**Information given:**
=======
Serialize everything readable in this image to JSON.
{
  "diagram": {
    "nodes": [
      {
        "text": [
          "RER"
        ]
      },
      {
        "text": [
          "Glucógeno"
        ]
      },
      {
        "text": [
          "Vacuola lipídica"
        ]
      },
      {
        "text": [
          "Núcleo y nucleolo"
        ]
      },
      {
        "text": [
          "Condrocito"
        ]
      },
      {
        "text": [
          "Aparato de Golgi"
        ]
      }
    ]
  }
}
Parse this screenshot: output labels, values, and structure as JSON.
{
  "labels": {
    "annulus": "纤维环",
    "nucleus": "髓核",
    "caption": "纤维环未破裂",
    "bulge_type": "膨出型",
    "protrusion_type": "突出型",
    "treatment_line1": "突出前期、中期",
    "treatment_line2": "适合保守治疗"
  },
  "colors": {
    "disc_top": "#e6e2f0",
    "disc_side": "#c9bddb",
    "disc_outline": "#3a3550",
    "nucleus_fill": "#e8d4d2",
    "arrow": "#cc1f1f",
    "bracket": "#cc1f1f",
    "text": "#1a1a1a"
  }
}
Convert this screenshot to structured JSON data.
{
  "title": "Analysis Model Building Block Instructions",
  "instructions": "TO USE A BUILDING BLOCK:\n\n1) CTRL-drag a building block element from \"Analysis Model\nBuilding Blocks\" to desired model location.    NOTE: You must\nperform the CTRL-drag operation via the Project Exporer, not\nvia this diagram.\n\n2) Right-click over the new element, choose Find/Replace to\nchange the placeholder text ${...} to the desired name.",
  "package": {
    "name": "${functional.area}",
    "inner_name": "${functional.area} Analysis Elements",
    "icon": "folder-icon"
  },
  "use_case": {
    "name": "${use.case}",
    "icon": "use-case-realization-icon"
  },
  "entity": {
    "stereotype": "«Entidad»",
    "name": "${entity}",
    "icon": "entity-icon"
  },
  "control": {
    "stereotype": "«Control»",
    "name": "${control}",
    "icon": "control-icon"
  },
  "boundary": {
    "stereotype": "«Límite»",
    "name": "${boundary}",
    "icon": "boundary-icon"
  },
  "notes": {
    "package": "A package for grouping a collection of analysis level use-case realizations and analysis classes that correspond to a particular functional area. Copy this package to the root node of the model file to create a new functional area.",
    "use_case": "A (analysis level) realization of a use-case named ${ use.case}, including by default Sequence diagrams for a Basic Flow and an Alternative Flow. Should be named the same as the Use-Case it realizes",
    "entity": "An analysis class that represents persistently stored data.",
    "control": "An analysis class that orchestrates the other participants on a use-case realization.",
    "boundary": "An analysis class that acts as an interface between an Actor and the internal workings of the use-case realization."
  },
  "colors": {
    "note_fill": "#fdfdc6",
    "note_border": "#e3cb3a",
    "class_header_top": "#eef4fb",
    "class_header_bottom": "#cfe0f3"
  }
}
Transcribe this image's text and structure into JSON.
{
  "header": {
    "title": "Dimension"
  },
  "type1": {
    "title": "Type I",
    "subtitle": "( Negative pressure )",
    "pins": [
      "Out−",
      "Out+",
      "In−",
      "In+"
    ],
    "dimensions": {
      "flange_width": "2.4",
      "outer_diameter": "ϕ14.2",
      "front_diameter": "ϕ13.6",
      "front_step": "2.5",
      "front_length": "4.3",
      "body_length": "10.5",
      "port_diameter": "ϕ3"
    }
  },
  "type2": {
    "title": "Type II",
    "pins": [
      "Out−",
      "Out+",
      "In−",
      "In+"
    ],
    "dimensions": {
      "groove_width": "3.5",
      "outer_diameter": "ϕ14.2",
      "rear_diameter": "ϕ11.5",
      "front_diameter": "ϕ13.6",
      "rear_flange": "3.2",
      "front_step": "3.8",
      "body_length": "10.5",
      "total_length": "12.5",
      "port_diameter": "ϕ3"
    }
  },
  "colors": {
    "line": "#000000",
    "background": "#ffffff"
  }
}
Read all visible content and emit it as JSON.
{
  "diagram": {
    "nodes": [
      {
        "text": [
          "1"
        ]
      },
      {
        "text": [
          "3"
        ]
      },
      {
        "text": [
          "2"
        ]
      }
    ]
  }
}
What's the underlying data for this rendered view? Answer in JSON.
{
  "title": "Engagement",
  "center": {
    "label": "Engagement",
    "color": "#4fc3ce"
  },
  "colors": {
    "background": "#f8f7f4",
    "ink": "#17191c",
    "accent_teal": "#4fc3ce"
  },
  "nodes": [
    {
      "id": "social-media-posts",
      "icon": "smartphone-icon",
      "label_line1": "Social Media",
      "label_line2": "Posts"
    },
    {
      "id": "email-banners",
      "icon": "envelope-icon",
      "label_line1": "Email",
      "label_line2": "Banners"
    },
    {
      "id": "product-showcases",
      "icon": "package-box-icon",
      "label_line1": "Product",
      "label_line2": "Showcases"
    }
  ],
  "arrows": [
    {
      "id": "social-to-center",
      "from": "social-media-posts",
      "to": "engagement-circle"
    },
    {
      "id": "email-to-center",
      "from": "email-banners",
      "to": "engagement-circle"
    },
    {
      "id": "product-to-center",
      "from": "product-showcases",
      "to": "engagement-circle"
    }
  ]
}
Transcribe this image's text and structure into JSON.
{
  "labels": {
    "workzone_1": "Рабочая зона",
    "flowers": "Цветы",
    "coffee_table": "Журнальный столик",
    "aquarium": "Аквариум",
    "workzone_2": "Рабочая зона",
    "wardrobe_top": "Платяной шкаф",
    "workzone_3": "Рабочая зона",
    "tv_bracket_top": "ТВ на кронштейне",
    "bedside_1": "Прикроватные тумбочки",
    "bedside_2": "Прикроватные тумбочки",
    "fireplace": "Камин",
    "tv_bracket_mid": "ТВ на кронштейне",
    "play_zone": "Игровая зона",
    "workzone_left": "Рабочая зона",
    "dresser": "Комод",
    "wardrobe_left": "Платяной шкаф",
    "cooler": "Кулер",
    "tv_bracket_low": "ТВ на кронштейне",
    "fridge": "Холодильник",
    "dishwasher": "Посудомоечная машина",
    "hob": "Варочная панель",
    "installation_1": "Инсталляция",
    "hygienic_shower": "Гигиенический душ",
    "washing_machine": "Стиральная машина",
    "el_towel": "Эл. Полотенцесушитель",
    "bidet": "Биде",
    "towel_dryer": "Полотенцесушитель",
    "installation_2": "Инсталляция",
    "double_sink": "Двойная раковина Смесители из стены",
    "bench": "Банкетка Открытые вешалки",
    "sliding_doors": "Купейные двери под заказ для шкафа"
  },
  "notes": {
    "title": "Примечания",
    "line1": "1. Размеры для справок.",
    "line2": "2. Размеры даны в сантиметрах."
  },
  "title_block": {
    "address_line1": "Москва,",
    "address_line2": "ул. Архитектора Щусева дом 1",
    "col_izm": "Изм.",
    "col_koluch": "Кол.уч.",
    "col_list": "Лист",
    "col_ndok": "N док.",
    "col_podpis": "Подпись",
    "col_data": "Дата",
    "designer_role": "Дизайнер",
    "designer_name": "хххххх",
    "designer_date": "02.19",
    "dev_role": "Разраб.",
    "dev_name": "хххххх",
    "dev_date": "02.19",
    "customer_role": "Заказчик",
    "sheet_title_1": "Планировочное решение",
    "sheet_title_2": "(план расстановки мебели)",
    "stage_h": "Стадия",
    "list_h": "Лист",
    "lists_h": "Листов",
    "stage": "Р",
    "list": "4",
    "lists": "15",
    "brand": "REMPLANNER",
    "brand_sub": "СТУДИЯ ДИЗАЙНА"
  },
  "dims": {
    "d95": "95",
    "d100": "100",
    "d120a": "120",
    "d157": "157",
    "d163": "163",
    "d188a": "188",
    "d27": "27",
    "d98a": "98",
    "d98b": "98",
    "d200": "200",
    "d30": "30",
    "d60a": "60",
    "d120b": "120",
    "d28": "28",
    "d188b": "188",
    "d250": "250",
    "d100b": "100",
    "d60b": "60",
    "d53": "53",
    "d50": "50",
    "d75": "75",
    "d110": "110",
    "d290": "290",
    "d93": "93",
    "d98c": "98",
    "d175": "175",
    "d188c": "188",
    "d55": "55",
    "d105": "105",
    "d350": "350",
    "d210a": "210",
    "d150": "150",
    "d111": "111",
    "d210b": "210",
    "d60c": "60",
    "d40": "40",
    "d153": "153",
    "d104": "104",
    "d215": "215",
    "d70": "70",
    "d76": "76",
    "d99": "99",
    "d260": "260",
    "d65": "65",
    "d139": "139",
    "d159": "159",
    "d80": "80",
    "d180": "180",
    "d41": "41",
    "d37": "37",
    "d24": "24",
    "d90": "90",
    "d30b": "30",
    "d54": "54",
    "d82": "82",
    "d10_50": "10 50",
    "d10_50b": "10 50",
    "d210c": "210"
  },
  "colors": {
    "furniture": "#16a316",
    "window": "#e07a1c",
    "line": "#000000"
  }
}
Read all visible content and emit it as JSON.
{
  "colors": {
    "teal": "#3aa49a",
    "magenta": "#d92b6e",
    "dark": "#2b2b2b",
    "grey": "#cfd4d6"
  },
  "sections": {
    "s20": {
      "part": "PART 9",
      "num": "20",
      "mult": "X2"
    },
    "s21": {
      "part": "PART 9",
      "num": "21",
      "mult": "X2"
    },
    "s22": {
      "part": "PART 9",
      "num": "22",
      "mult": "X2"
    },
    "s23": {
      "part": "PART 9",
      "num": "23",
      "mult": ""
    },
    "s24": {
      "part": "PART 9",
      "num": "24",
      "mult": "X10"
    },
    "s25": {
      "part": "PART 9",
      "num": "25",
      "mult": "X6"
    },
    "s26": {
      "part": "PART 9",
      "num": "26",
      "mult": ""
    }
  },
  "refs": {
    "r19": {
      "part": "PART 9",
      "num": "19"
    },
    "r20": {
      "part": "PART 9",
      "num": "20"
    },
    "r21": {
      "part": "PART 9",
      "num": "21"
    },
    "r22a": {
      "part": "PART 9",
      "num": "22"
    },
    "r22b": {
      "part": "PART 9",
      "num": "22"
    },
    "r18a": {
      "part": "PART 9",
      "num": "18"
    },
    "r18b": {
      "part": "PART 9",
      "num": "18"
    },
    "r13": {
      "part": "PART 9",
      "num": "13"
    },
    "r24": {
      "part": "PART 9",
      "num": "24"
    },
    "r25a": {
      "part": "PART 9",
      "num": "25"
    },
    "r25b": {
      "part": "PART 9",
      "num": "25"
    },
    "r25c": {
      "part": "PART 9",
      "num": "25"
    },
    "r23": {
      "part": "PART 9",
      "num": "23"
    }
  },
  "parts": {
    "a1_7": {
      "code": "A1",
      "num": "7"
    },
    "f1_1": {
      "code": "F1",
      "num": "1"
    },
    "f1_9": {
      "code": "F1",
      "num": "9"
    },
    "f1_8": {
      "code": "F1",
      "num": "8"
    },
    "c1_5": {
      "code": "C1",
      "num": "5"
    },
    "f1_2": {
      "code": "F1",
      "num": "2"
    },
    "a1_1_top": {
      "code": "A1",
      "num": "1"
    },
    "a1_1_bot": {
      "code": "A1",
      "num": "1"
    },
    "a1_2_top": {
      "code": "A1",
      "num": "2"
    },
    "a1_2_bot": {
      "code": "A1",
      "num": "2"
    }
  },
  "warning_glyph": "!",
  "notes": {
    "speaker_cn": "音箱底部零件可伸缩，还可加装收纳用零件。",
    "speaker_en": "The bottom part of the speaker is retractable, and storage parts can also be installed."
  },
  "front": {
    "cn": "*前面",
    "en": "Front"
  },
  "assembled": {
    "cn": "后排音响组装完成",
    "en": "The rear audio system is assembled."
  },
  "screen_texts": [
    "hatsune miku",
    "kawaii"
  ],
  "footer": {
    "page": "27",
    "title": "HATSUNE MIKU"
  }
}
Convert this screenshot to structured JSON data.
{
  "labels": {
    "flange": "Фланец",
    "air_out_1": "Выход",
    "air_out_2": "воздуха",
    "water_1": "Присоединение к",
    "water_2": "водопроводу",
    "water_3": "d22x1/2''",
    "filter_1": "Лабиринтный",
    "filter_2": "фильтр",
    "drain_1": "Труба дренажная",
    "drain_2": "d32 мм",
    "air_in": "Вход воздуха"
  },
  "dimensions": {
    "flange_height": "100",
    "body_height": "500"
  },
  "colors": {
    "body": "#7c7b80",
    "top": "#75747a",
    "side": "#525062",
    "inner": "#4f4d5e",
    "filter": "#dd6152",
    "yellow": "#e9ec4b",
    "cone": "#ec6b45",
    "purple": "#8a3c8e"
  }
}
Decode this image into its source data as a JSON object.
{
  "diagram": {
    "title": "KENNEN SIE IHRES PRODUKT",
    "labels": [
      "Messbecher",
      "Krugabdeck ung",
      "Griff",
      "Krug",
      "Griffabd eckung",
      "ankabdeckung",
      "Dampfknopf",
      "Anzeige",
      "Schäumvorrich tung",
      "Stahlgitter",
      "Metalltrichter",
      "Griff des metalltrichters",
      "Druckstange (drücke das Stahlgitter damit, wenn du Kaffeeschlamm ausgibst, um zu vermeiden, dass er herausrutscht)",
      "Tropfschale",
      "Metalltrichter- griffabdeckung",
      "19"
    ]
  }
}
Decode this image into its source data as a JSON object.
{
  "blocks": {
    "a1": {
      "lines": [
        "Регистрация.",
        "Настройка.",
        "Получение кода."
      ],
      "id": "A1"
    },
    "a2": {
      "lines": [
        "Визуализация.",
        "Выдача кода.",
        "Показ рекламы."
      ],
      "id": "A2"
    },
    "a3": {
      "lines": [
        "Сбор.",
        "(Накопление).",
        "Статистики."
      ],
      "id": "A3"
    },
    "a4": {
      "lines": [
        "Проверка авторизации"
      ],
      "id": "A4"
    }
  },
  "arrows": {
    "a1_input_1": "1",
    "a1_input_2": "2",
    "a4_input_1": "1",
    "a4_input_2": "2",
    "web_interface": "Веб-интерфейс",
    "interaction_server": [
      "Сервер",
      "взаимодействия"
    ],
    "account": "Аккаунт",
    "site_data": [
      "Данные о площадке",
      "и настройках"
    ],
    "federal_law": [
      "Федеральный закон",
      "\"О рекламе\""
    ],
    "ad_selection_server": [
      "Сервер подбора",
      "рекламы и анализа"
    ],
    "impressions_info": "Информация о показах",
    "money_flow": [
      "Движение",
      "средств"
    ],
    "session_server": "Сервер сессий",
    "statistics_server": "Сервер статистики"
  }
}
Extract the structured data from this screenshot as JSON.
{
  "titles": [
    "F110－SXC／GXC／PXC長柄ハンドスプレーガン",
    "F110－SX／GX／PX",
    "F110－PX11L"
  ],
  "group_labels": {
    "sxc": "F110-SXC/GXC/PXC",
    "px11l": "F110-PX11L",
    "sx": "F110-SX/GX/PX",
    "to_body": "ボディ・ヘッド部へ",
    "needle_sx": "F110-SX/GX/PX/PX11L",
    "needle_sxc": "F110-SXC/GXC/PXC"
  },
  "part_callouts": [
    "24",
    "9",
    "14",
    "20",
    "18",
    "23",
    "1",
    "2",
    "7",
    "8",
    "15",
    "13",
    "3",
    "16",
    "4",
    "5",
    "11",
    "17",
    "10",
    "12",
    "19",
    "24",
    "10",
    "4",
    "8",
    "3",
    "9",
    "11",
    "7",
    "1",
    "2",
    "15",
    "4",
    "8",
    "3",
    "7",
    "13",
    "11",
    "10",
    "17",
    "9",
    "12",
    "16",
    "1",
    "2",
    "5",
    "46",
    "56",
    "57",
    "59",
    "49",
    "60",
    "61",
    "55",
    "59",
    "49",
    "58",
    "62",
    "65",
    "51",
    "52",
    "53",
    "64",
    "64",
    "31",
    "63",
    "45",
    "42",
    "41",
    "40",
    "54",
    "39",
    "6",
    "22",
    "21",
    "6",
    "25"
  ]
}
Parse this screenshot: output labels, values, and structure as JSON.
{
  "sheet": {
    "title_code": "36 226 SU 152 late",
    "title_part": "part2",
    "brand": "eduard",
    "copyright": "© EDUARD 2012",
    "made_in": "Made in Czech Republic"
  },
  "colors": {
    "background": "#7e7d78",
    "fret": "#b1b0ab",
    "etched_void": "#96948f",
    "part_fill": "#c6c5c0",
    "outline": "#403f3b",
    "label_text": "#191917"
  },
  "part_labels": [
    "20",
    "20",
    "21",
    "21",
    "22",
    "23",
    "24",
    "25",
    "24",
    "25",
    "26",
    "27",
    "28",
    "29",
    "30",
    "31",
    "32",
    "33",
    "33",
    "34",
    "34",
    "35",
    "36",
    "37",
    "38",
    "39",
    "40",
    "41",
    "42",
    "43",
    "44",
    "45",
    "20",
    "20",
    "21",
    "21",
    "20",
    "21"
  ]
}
=======
**Work to do:** Search the entries for the word "Размеры" and pick out every line that holds it.

**Answer:**
    "line1": "1. Размеры для справок.",
    "line2": "2. Размеры даны в сантиметрах."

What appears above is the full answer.